▸ **EXERCISE**
Find and copy each line of the records where the string "value" shows up.

▸ **DATA SUPPLIED**

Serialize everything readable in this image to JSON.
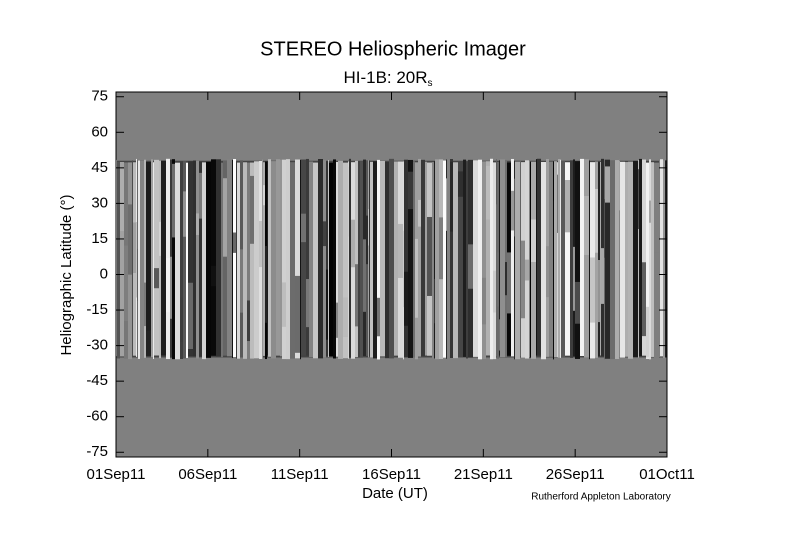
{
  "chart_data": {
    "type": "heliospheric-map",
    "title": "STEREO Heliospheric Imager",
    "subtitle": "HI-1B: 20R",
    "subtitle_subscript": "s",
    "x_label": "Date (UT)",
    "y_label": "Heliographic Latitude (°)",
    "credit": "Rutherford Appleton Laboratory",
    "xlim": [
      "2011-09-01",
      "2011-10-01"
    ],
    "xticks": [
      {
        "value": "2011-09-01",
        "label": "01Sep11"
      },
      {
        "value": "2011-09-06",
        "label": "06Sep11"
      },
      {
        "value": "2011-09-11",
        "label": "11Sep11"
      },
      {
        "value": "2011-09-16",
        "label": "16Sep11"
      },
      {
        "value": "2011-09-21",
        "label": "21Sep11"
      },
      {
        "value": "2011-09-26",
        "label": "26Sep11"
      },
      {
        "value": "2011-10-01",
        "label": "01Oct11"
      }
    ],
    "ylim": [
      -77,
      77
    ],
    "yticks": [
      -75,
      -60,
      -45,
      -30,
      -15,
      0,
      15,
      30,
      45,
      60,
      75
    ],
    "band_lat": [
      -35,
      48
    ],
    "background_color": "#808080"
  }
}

▸ **EXPECTED OUTPUT**
        "value": "2011-09-01",
        "value": "2011-09-06",
        "value": "2011-09-11",
        "value": "2011-09-16",
        "value": "2011-09-21",
        "value": "2011-09-26",
        "value": "2011-10-01",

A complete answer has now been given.